Isleworth Monna Lisa, la ‘sorella gemella’ della Gioconda del Louvre?

Una delle opere d’arte più note in assoluto, spesso oggetto di omaggi, tributi, ma anche parodie, torna a far parlare di sé: la Gioconda di Leonardo da Vinci avrebbe una sorella gemella, svelata con il nome di Isleworth Monna Lisa.

Il dipinto è tutt’ora oggetto di studio, confronti e discussioni. Isleworth Monna Lisa fu trovata un secolo fa dal collezionista inglese Hugh Blaker, poi venduta all’americano Henry Pulitzer ed infine, alla sua morte, l’opera fu acquistata da un anonimo consorzio internazionale che l’affidò alla Monna Lisa Foundation per le ricerche.

A sostenere l’autenticità del presunto eccezionale ritrovamento è la Monna Lisa Foundation, per Zurigo il quadro è la prima versione realizzata da Leonardo con una decina di anni d’anticipo rispetto alla Monna Lisa conservata al Louvre, la Fondazione è arrivata all’attribuzione sulla base di prove storiche, comparative, scientifiche, conferma indiretta sarebbe anche una citazione del Vasari secondo il quale Leonardo iniziò la Gioconda nel 1503, ma fu un dipinto mai finito, dovette poi essere ripreso nel 1513. L’autenticità e la paternità di Leonardo della Isleworth Monna Lisa è sostenuta anche dai professori Alessandro Vezzosi e Carlo Pedretti, tuttavia il professore Martin Kemp, anch’egli esperto di Leonardo, si mostra invece scettico.

**Materiale da esaminare**
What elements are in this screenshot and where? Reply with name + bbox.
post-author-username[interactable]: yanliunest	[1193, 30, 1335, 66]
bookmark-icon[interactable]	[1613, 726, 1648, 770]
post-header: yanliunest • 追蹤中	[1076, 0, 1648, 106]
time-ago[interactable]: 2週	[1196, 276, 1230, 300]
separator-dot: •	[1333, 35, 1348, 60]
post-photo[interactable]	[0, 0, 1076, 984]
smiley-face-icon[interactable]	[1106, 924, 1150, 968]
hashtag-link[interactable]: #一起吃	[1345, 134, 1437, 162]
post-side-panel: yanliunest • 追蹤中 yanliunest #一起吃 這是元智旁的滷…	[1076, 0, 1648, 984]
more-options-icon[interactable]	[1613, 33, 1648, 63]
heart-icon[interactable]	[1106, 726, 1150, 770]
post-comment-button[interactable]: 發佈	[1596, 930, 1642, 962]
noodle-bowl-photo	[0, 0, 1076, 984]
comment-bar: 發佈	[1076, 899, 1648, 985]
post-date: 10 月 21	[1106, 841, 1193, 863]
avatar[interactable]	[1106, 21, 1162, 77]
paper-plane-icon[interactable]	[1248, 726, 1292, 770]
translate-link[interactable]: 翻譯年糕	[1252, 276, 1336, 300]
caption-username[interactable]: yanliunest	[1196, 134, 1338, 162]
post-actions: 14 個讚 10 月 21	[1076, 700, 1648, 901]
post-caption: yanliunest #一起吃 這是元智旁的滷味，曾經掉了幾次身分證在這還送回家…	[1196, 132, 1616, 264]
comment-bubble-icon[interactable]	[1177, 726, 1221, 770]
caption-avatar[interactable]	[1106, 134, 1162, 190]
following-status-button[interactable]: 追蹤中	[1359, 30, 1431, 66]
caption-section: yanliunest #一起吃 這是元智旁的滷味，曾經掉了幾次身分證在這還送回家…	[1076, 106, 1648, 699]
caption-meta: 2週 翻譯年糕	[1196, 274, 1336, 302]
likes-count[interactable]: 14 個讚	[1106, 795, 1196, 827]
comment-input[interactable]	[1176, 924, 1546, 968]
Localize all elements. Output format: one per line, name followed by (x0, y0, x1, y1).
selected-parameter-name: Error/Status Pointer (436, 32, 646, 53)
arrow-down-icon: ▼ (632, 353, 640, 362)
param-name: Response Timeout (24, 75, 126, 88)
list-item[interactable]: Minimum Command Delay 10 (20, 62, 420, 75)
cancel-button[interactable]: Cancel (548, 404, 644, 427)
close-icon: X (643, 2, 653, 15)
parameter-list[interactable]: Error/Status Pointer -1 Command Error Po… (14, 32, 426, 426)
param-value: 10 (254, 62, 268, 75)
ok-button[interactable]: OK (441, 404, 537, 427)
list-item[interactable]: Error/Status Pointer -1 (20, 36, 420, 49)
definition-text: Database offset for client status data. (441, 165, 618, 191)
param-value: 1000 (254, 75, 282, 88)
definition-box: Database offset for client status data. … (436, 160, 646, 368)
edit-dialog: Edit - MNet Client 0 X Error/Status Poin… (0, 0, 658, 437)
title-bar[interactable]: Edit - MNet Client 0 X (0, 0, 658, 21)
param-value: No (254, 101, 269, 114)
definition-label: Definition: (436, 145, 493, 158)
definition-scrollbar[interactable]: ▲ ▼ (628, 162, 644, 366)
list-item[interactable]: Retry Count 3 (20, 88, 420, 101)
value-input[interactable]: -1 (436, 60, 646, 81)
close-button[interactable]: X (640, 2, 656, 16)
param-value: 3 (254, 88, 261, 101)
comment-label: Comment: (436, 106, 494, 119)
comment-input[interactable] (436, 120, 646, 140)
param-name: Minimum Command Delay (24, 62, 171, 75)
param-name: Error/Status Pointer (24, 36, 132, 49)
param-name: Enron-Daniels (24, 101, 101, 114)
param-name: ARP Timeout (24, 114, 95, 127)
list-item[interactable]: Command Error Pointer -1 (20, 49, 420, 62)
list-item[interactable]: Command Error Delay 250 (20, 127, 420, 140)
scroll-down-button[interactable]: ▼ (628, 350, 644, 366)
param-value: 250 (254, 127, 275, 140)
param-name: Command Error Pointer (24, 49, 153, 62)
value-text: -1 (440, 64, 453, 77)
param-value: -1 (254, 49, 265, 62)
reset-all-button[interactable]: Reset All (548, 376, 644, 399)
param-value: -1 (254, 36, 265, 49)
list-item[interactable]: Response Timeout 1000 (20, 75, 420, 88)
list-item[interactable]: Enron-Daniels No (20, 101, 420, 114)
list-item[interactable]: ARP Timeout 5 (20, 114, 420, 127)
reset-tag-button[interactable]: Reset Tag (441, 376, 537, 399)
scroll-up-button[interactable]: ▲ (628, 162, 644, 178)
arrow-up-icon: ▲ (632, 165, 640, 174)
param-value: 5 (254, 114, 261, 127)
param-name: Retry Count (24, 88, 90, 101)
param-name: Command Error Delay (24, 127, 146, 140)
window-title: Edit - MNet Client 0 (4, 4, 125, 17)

**Compito**
Rispondi a queste domande sul testo dedicato alla Isleworth Monna Lisa:
1. Chi trovò il dipinto un secolo fa?
2. A chi affidò l'opera il consorzio internazionale che la comprò?
3. Quale esperto di Leonardo si mostra scettico?

**Risposta**
1. Il collezionista inglese Hugh Blaker.
2. Alla Monna Lisa Foundation.
3. Il professore Martin Kemp.